RECORDS SHOWN =
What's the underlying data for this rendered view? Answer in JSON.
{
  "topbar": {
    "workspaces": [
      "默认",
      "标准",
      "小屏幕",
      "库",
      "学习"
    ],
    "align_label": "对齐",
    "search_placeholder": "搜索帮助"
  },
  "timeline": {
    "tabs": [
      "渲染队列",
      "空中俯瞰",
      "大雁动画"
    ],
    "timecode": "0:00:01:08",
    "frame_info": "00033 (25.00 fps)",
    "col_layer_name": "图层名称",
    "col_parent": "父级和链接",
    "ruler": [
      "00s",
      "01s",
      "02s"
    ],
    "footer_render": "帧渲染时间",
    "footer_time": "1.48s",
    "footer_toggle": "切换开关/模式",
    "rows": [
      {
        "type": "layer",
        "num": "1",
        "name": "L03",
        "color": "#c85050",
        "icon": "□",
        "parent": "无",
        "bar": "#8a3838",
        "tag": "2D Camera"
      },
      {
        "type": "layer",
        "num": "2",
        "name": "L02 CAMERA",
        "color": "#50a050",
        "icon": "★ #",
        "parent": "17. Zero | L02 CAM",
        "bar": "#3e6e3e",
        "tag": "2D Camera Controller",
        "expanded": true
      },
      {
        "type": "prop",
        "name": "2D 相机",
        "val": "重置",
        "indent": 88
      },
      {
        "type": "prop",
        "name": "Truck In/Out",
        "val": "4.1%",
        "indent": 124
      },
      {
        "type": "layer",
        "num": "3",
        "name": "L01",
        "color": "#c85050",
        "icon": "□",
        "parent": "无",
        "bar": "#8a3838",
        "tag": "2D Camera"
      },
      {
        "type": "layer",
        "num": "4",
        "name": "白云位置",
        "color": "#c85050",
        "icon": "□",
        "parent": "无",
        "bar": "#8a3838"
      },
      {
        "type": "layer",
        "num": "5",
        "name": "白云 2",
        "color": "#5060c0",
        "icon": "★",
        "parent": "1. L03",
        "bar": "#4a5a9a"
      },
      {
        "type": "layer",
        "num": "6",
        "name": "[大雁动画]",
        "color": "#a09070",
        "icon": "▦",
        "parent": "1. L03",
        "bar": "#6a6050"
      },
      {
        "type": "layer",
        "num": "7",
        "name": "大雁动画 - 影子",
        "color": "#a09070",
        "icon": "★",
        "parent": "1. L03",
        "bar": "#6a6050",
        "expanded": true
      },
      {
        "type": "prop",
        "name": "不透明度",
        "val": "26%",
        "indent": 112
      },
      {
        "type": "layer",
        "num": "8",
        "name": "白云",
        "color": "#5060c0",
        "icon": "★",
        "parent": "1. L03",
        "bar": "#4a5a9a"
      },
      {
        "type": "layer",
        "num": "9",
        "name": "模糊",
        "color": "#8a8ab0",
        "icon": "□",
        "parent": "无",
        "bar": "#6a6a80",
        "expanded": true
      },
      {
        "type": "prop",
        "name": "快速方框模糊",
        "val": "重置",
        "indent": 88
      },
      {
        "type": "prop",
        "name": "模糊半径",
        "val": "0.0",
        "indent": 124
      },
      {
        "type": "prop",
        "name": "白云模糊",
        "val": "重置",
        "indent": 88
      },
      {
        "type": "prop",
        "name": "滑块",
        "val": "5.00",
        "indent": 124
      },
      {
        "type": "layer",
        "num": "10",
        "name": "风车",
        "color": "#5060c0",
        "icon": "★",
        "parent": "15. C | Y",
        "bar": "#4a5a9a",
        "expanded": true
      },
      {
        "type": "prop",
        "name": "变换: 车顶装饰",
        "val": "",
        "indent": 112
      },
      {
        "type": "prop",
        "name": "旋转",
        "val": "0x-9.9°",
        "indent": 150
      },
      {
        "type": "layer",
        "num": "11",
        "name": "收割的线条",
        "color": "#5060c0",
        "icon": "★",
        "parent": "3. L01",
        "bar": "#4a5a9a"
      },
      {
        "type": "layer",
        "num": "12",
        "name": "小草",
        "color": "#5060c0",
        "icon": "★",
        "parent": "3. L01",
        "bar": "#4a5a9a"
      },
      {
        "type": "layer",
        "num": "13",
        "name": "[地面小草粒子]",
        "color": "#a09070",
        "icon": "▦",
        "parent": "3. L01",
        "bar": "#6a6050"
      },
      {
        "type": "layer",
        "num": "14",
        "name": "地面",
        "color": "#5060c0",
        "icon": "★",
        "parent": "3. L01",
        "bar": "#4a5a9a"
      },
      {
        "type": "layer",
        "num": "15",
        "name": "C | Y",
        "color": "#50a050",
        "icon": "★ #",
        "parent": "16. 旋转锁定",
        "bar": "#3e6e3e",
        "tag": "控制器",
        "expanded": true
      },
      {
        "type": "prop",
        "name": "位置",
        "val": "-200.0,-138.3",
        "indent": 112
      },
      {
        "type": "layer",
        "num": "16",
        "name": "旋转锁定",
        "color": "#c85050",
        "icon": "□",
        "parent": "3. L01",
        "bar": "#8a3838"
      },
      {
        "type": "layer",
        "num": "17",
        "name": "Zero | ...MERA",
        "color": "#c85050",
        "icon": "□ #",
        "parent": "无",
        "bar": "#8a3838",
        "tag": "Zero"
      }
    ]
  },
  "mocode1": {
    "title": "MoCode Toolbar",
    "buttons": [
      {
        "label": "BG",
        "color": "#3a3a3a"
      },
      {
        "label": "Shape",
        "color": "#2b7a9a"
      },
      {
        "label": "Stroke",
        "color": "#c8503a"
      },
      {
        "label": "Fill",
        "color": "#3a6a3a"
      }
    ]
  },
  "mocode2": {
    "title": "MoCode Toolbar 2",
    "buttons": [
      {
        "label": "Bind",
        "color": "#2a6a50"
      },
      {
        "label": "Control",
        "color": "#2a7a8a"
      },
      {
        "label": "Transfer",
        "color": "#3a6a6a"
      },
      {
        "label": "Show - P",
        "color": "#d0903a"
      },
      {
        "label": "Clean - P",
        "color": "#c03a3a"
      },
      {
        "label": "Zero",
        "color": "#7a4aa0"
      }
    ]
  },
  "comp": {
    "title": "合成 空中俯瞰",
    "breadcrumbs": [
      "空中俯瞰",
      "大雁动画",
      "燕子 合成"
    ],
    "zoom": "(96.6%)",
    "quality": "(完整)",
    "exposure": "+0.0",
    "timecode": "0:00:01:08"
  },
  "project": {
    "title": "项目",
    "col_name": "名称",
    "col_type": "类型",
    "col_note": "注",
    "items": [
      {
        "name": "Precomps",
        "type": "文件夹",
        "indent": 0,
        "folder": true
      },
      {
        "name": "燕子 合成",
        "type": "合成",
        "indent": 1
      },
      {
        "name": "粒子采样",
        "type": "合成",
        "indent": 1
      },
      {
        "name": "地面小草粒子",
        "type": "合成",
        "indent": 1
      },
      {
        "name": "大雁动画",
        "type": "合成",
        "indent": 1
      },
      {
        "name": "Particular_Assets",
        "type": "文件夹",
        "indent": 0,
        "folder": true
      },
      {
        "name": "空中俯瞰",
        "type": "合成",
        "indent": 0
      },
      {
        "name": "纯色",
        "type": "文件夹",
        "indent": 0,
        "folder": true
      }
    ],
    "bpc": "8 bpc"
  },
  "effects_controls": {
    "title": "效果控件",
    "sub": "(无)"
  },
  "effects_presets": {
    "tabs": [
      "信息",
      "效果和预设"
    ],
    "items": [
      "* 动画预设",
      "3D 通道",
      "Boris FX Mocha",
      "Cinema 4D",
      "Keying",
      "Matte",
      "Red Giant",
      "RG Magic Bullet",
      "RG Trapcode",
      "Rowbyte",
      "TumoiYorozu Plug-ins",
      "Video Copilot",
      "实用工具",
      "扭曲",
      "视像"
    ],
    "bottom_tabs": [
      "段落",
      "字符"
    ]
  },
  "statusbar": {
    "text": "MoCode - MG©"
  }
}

SET EXERCISE = Every line above needs to be retyped exactly.

RESPONSE FOR THIS EXERCISE =
What's the underlying data for this rendered view? Answer in JSON.
{
  "topbar": {
    "workspaces": [
      "默认",
      "标准",
      "小屏幕",
      "库",
      "学习"
    ],
    "align_label": "对齐",
    "search_placeholder": "搜索帮助"
  },
  "timeline": {
    "tabs": [
      "渲染队列",
      "空中俯瞰",
      "大雁动画"
    ],
    "timecode": "0:00:01:08",
    "frame_info": "00033 (25.00 fps)",
    "col_layer_name": "图层名称",
    "col_parent": "父级和链接",
    "ruler": [
      "00s",
      "01s",
      "02s"
    ],
    "footer_render": "帧渲染时间",
    "footer_time": "1.48s",
    "footer_toggle": "切换开关/模式",
    "rows": [
      {
        "type": "layer",
        "num": "1",
        "name": "L03",
        "color": "#c85050",
        "icon": "□",
        "parent": "无",
        "bar": "#8a3838",
        "tag": "2D Camera"
      },
      {
        "type": "layer",
        "num": "2",
        "name": "L02 CAMERA",
        "color": "#50a050",
        "icon": "★ #",
        "parent": "17. Zero | L02 CAM",
        "bar": "#3e6e3e",
        "tag": "2D Camera Controller",
        "expanded": true
      },
      {
        "type": "prop",
        "name": "2D 相机",
        "val": "重置",
        "indent": 88
      },
      {
        "type": "prop",
        "name": "Truck In/Out",
        "val": "4.1%",
        "indent": 124
      },
      {
        "type": "layer",
        "num": "3",
        "name": "L01",
        "color": "#c85050",
        "icon": "□",
        "parent": "无",
        "bar": "#8a3838",
        "tag": "2D Camera"
      },
      {
        "type": "layer",
        "num": "4",
        "name": "白云位置",
        "color": "#c85050",
        "icon": "□",
        "parent": "无",
        "bar": "#8a3838"
      },
      {
        "type": "layer",
        "num": "5",
        "name": "白云 2",
        "color": "#5060c0",
        "icon": "★",
        "parent": "1. L03",
        "bar": "#4a5a9a"
      },
      {
        "type": "layer",
        "num": "6",
        "name": "[大雁动画]",
        "color": "#a09070",
        "icon": "▦",
        "parent": "1. L03",
        "bar": "#6a6050"
      },
      {
        "type": "layer",
        "num": "7",
        "name": "大雁动画 - 影子",
        "color": "#a09070",
        "icon": "★",
        "parent": "1. L03",
        "bar": "#6a6050",
        "expanded": true
      },
      {
        "type": "prop",
        "name": "不透明度",
        "val": "26%",
        "indent": 112
      },
      {
        "type": "layer",
        "num": "8",
        "name": "白云",
        "color": "#5060c0",
        "icon": "★",
        "parent": "1. L03",
        "bar": "#4a5a9a"
      },
      {
        "type": "layer",
        "num": "9",
        "name": "模糊",
        "color": "#8a8ab0",
        "icon": "□",
        "parent": "无",
        "bar": "#6a6a80",
        "expanded": true
      },
      {
        "type": "prop",
        "name": "快速方框模糊",
        "val": "重置",
        "indent": 88
      },
      {
        "type": "prop",
        "name": "模糊半径",
        "val": "0.0",
        "indent": 124
      },
      {
        "type": "prop",
        "name": "白云模糊",
        "val": "重置",
        "indent": 88
      },
      {
        "type": "prop",
        "name": "滑块",
        "val": "5.00",
        "indent": 124
      },
      {
        "type": "layer",
        "num": "10",
        "name": "风车",
        "color": "#5060c0",
        "icon": "★",
        "parent": "15. C | Y",
        "bar": "#4a5a9a",
        "expanded": true
      },
      {
        "type": "prop",
        "name": "变换: 车顶装饰",
        "val": "",
        "indent": 112
      },
      {
        "type": "prop",
        "name": "旋转",
        "val": "0x-9.9°",
        "indent": 150
      },
      {
        "type": "layer",
        "num": "11",
        "name": "收割的线条",
        "color": "#5060c0",
        "icon": "★",
        "parent": "3. L01",
        "bar": "#4a5a9a"
      },
      {
        "type": "layer",
        "num": "12",
        "name": "小草",
        "color": "#5060c0",
        "icon": "★",
        "parent": "3. L01",
        "bar": "#4a5a9a"
      },
      {
        "type": "layer",
        "num": "13",
        "name": "[地面小草粒子]",
        "color": "#a09070",
        "icon": "▦",
        "parent": "3. L01",
        "bar": "#6a6050"
      },
      {
        "type": "layer",
        "num": "14",
        "name": "地面",
        "color": "#5060c0",
        "icon": "★",
        "parent": "3. L01",
        "bar": "#4a5a9a"
      },
      {
        "type": "layer",
        "num": "15",
        "name": "C | Y",
        "color": "#50a050",
        "icon": "★ #",
        "parent": "16. 旋转锁定",
        "bar": "#3e6e3e",
        "tag": "控制器",
        "expanded": true
      },
      {
        "type": "prop",
        "name": "位置",
        "val": "-200.0,-138.3",
        "indent": 112
      },
      {
        "type": "layer",
        "num": "16",
        "name": "旋转锁定",
        "color": "#c85050",
        "icon": "□",
        "parent": "3. L01",
        "bar": "#8a3838"
      },
      {
        "type": "layer",
        "num": "17",
        "name": "Zero | ...MERA",
        "color": "#c85050",
        "icon": "□ #",
        "parent": "无",
        "bar": "#8a3838",
        "tag": "Zero"
      }
    ]
  },
  "mocode1": {
    "title": "MoCode Toolbar",
    "buttons": [
      {
        "label": "BG",
        "color": "#3a3a3a"
      },
      {
        "label": "Shape",
        "color": "#2b7a9a"
      },
      {
        "label": "Stroke",
        "color": "#c8503a"
      },
      {
        "label": "Fill",
        "color": "#3a6a3a"
      }
    ]
  },
  "mocode2": {
    "title": "MoCode Toolbar 2",
    "buttons": [
      {
        "label": "Bind",
        "color": "#2a6a50"
      },
      {
        "label": "Control",
        "color": "#2a7a8a"
      },
      {
        "label": "Transfer",
        "color": "#3a6a6a"
      },
      {
        "label": "Show - P",
        "color": "#d0903a"
      },
      {
        "label": "Clean - P",
        "color": "#c03a3a"
      },
      {
        "label": "Zero",
        "color": "#7a4aa0"
      }
    ]
  },
  "comp": {
    "title": "合成 空中俯瞰",
    "breadcrumbs": [
      "空中俯瞰",
      "大雁动画",
      "燕子 合成"
    ],
    "zoom": "(96.6%)",
    "quality": "(完整)",
    "exposure": "+0.0",
    "timecode": "0:00:01:08"
  },
  "project": {
    "title": "项目",
    "col_name": "名称",
    "col_type": "类型",
    "col_note": "注",
    "items": [
      {
        "name": "Precomps",
        "type": "文件夹",
        "indent": 0,
        "folder": true
      },
      {
        "name": "燕子 合成",
        "type": "合成",
        "indent": 1
      },
      {
        "name": "粒子采样",
        "type": "合成",
        "indent": 1
      },
      {
        "name": "地面小草粒子",
        "type": "合成",
        "indent": 1
      },
      {
        "name": "大雁动画",
        "type": "合成",
        "indent": 1
      },
      {
        "name": "Particular_Assets",
        "type": "文件夹",
        "indent": 0,
        "folder": true
      },
      {
        "name": "空中俯瞰",
        "type": "合成",
        "indent": 0
      },
      {
        "name": "纯色",
        "type": "文件夹",
        "indent": 0,
        "folder": true
      }
    ],
    "bpc": "8 bpc"
  },
  "effects_controls": {
    "title": "效果控件",
    "sub": "(无)"
  },
  "effects_presets": {
    "tabs": [
      "信息",
      "效果和预设"
    ],
    "items": [
      "* 动画预设",
      "3D 通道",
      "Boris FX Mocha",
      "Cinema 4D",
      "Keying",
      "Matte",
      "Red Giant",
      "RG Magic Bullet",
      "RG Trapcode",
      "Rowbyte",
      "TumoiYorozu Plug-ins",
      "Video Copilot",
      "实用工具",
      "扭曲",
      "视像"
    ],
    "bottom_tabs": [
      "段落",
      "字符"
    ]
  },
  "statusbar": {
    "text": "MoCode - MG©"
  }
}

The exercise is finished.